--- Start of Materials provided ---

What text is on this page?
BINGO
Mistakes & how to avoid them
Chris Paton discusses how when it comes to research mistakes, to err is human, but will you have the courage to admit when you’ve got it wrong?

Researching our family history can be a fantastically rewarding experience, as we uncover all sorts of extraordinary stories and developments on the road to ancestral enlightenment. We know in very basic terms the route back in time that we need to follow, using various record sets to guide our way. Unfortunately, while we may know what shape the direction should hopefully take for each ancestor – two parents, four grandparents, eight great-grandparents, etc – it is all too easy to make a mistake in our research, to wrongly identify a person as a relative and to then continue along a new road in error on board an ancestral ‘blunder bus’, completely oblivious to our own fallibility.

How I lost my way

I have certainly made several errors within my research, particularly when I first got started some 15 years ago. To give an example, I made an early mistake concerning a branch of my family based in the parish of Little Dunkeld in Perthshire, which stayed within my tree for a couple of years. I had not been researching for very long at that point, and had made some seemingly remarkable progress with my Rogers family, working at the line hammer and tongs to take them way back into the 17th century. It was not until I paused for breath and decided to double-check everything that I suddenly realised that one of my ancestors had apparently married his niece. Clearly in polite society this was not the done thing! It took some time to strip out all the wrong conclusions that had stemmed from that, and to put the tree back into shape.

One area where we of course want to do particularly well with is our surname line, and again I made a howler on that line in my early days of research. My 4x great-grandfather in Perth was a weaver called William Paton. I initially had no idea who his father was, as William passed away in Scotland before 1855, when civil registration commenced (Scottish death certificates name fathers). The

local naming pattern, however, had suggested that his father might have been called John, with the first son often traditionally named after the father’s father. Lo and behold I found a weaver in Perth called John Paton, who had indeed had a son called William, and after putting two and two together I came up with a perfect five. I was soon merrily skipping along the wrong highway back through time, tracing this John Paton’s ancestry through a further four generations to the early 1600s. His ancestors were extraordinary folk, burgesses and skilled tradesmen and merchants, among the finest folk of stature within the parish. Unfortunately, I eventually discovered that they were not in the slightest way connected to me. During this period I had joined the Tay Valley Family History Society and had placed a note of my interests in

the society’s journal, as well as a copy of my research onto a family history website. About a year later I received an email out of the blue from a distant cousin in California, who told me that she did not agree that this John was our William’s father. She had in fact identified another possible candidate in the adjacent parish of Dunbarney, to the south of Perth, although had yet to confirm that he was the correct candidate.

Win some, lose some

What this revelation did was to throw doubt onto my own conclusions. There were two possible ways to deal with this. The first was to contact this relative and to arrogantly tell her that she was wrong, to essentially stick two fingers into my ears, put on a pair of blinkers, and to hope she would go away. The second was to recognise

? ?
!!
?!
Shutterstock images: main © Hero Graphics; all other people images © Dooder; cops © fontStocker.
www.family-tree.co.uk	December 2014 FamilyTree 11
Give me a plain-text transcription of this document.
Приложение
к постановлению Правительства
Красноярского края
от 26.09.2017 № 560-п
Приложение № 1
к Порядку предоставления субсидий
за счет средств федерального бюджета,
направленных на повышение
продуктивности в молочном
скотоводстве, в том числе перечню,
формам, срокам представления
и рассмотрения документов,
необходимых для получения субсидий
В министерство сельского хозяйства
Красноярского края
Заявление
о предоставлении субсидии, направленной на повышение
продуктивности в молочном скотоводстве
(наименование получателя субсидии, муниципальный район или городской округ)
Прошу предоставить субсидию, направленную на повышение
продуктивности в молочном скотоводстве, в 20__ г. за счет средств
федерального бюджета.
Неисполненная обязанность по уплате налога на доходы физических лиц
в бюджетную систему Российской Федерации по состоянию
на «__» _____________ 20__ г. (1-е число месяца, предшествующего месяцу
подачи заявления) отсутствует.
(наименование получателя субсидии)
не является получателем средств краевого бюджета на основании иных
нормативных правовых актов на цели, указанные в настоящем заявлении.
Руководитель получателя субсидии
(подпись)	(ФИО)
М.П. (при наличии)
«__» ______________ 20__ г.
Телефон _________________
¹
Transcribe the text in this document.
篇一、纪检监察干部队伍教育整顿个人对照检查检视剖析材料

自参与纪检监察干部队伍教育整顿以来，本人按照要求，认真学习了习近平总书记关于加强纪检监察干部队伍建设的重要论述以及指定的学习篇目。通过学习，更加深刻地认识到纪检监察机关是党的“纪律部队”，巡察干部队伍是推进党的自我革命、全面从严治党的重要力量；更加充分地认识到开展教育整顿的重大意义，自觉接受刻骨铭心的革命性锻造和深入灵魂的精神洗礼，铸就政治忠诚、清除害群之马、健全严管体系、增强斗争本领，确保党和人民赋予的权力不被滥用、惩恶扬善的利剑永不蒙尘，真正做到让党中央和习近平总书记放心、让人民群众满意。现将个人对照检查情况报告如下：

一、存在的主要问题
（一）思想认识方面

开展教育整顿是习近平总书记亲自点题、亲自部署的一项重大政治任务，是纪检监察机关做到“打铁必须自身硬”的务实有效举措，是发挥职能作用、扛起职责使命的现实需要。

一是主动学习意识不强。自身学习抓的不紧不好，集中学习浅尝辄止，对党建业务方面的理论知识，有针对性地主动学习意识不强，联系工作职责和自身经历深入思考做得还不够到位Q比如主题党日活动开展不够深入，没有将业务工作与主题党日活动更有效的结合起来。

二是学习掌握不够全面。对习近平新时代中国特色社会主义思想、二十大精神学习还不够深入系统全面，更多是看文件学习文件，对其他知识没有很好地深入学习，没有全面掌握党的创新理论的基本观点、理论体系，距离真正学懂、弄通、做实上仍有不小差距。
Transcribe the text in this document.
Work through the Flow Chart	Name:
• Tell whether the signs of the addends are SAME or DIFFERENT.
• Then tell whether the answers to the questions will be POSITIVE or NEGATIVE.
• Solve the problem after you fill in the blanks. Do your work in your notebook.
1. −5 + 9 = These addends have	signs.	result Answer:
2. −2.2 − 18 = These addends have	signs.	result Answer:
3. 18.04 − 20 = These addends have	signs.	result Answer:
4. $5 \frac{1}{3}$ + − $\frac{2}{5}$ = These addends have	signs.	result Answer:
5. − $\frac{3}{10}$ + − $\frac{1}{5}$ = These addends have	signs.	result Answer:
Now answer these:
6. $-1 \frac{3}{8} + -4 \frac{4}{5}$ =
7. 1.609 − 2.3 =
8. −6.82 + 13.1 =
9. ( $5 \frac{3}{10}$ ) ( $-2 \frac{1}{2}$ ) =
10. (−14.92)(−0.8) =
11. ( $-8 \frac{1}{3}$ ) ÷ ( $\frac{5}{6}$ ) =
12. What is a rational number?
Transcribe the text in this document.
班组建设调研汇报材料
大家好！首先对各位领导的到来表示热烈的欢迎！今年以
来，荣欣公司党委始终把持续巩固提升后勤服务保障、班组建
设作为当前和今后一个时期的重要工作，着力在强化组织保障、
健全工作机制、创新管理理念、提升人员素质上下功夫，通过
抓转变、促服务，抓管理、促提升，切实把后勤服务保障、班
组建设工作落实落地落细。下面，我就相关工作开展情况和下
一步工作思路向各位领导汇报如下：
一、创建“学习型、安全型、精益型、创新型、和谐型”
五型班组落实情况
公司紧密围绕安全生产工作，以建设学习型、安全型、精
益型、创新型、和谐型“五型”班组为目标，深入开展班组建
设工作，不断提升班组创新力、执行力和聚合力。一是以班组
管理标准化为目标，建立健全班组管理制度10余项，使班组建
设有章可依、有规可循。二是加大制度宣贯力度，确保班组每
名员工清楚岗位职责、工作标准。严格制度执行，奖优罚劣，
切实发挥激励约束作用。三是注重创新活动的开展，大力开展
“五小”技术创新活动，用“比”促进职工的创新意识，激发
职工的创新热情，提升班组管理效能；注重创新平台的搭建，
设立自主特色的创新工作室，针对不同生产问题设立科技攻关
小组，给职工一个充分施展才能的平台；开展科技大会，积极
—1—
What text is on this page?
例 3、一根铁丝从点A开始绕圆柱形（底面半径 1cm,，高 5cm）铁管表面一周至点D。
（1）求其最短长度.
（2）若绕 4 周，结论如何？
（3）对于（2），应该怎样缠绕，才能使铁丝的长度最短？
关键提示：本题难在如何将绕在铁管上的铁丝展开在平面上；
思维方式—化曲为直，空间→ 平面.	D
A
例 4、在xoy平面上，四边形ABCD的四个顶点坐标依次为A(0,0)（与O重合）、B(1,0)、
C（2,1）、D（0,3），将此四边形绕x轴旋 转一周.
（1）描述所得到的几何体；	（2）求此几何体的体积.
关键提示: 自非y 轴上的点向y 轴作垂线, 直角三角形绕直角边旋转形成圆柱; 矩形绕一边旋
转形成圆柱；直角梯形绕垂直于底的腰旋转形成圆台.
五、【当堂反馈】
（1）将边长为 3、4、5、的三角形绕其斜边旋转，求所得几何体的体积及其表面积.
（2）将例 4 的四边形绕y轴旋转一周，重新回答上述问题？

--- End of Materials provided ---

■ **Aim of the exercise**
Find the lines above that include the string "субсидии" and copy them.

■ **Answer to this problem**
о предоставлении субсидии, направленной на повышение
(наименование получателя субсидии, муниципальный район или городской округ)
(наименование получателя субсидии)
Руководитель получателя субсидии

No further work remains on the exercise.